Show every line where "überhaupt" occurs.

::::::::::

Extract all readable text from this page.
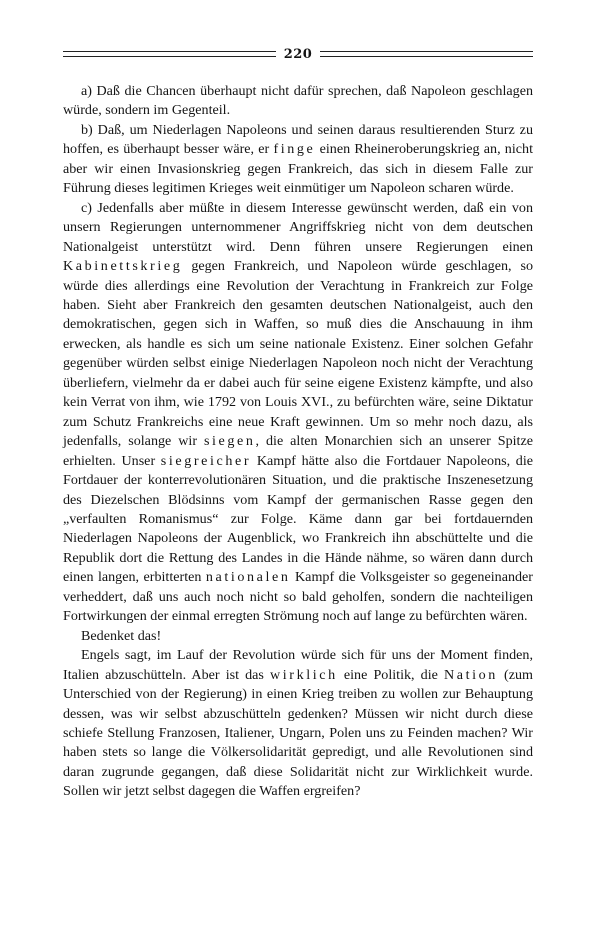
220

a) Daß die Chancen überhaupt nicht dafür sprechen, daß Napoleon geschlagen würde, sondern im Gegenteil.

b) Daß, um Niederlagen Napoleons und seinen daraus resultierenden Sturz zu hoffen, es überhaupt besser wäre, er finge einen Rheineroberungskrieg an, nicht aber wir einen Invasionskrieg gegen Frankreich, das sich in diesem Falle zur Führung dieses legitimen Krieges weit einmütiger um Napoleon scharen würde.

c) Jedenfalls aber müßte in diesem Interesse gewünscht werden, daß ein von unsern Regierungen unternommener Angriffskrieg nicht von dem deutschen Nationalgeist unterstützt wird. Denn führen unsere Regierungen einen Kabinettskrieg gegen Frankreich, und Napoleon würde geschlagen, so würde dies allerdings eine Revolution der Verachtung in Frankreich zur Folge haben. Sieht aber Frankreich den gesamten deutschen Nationalgeist, auch den demokratischen, gegen sich in Waffen, so muß dies die Anschauung in ihm erwecken, als handle es sich um seine nationale Existenz. Einer solchen Gefahr gegenüber würden selbst einige Niederlagen Napoleon noch nicht der Verachtung überliefern, vielmehr da er dabei auch für seine eigene Existenz kämpfte, und also kein Verrat von ihm, wie 1792 von Louis XVI., zu befürchten wäre, seine Diktatur zum Schutz Frankreichs eine neue Kraft gewinnen. Um so mehr noch dazu, als jedenfalls, solange wir siegen, die alten Monarchien sich an unserer Spitze erhielten. Unser siegreicher Kampf hätte also die Fortdauer Napoleons, die Fortdauer der konterrevolutionären Situation, und die praktische Inszenesetzung des Diezelschen Blödsinns vom Kampf der germanischen Rasse gegen den „verfaulten Romanismus“ zur Folge. Käme dann gar bei fortdauernden Niederlagen Napoleons der Augenblick, wo Frankreich ihn abschüttelte und die Republik dort die Rettung des Landes in die Hände nähme, so wären dann durch einen langen, erbitterten nationalen Kampf die Volksgeister so gegeneinander verheddert, daß uns auch noch nicht so bald geholfen, sondern die nachteiligen Fortwirkungen der einmal erregten Strömung noch auf lange zu befürchten wären.

Bedenket das!

Engels sagt, im Lauf der Revolution würde sich für uns der Moment finden, Italien abzuschütteln. Aber ist das wirklich eine Politik, die Nation (zum Unterschied von der Regierung) in einen Krieg treiben zu wollen zur Behauptung dessen, was wir selbst abzuschütteln gedenken? Müssen wir nicht durch diese schiefe Stellung Franzosen, Italiener, Ungarn, Polen uns zu Feinden machen? Wir haben stets so lange die Völkersolidarität gepredigt, und alle Revolutionen sind daran zugrunde gegangen, daß diese Solidarität nicht zur Wirklichkeit wurde. Sollen wir jetzt selbst dagegen die Waffen ergreifen?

::::::::::

Task response
a) Daß die Chancen überhaupt nicht dafür sprechen, daß Napoleon geschlagen würde, sondern im Gegenteil.
b) Daß, um Niederlagen Napoleons und seinen daraus resultierenden Sturz zu hoffen, es überhaupt besser wäre, er finge einen Rheineroberungskrieg an, nicht aber wir einen Invasionskrieg gegen Frankreich, das sich in diesem Falle zur Führung dieses legitimen Krieges weit einmütiger um Napoleon scharen würde.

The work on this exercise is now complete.